Exercise directions: What is the number of lines containing the string "this"? Answer with the number only.

Dataset rows:
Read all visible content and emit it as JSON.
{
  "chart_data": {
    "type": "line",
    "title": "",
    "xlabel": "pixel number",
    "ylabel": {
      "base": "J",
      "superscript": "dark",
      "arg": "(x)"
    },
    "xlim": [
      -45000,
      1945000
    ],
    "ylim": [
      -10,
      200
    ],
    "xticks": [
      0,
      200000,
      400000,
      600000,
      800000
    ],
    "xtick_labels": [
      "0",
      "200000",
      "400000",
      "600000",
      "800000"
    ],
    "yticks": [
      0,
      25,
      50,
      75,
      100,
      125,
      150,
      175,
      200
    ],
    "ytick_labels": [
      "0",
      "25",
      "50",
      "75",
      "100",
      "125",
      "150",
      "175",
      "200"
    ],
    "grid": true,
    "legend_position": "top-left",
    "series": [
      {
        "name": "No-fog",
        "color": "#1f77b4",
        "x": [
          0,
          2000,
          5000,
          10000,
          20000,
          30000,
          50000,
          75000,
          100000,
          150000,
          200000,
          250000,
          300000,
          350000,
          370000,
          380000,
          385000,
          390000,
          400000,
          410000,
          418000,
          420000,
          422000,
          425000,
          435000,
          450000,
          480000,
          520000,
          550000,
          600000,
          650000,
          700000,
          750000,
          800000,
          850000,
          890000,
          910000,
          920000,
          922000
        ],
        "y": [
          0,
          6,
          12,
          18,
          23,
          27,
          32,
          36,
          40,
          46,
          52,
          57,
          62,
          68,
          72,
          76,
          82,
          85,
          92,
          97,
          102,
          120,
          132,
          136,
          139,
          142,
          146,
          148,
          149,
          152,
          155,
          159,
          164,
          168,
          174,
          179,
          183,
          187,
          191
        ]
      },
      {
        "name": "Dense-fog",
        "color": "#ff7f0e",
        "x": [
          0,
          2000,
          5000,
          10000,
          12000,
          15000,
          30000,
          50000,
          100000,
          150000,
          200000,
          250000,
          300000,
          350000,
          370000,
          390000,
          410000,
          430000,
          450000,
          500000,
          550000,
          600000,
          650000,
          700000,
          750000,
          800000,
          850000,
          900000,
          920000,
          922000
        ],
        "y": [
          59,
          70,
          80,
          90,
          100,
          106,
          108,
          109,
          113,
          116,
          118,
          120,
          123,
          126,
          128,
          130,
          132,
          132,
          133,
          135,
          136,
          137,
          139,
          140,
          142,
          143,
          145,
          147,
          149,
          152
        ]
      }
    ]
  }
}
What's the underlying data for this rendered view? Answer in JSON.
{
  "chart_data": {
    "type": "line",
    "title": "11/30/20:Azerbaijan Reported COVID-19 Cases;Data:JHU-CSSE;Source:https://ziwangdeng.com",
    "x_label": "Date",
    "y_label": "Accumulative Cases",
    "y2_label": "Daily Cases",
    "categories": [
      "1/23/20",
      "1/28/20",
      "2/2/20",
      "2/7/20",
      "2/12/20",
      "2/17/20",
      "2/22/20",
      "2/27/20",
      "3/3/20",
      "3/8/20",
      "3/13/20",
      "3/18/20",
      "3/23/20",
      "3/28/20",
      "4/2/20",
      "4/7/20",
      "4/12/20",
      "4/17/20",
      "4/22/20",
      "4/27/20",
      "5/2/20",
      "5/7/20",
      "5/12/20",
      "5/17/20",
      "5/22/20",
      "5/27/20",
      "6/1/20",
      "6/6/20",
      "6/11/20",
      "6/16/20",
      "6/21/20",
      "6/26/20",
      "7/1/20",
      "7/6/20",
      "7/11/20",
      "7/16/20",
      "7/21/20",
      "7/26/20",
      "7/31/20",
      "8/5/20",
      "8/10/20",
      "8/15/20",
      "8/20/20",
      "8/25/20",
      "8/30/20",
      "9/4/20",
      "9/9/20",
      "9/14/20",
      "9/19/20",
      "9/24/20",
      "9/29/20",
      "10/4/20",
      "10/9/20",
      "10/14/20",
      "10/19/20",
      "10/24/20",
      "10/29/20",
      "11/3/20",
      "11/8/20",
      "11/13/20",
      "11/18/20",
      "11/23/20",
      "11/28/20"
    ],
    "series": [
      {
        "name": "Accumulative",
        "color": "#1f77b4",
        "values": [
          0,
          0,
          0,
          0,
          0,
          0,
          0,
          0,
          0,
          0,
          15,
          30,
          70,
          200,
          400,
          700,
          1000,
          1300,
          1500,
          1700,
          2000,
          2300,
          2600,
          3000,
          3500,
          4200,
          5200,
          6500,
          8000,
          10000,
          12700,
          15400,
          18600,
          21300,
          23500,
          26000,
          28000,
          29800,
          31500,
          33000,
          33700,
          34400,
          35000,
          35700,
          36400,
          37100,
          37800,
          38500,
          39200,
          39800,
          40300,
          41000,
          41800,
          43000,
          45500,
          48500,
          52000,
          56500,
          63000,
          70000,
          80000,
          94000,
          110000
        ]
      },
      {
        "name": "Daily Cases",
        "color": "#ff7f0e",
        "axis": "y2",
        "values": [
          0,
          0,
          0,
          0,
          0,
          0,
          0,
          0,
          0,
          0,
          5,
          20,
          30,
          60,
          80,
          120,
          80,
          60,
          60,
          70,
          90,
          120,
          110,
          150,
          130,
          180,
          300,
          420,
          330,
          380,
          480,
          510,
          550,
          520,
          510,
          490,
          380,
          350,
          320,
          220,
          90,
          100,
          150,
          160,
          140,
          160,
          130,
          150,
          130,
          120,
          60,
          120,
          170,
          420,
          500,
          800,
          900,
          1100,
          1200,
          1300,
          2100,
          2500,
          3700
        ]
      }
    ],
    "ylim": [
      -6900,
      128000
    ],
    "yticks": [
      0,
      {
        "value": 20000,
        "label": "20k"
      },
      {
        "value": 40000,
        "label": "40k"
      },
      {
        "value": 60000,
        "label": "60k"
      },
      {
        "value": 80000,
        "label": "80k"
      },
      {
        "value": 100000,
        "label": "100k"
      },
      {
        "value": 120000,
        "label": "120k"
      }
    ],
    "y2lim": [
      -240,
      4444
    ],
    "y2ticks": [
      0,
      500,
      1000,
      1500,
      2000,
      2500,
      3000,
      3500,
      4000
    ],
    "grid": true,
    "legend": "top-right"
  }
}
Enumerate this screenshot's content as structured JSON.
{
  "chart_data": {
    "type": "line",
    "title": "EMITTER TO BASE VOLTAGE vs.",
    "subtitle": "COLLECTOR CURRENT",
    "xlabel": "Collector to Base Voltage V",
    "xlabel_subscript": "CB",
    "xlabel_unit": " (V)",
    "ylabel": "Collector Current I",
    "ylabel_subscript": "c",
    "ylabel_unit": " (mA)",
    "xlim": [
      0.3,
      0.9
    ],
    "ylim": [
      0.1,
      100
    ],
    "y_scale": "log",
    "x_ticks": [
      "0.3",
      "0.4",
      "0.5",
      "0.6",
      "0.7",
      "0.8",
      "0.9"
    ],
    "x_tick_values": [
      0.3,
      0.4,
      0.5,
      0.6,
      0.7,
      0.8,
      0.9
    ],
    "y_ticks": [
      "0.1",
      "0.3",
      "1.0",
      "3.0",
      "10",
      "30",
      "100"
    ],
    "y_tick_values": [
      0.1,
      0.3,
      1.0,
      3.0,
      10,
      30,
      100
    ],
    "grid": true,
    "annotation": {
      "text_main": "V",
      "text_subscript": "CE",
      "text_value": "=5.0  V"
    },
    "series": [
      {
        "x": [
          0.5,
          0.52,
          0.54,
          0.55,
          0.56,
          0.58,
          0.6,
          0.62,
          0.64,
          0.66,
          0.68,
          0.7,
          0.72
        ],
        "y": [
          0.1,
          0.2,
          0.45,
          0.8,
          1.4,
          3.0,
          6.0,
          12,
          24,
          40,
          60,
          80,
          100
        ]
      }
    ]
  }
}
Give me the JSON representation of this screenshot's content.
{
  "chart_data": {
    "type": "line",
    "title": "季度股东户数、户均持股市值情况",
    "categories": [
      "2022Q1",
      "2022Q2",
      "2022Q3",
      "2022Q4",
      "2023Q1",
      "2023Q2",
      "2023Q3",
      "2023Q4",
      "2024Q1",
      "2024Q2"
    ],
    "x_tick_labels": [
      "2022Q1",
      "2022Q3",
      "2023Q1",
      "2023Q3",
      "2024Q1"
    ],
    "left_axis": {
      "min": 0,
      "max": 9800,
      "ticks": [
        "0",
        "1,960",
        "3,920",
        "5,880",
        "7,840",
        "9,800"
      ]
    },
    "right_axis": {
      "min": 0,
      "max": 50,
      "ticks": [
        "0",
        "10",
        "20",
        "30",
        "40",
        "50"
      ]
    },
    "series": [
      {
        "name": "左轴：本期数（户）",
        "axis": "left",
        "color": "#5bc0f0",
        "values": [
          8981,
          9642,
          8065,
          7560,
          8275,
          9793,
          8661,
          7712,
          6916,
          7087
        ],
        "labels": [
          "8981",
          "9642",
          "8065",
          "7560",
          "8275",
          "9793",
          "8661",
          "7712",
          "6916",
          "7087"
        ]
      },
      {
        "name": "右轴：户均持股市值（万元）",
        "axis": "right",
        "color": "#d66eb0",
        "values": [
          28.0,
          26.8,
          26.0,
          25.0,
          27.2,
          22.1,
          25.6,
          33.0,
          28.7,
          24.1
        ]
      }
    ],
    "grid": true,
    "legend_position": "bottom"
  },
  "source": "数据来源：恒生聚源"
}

Solution to the exercise: 3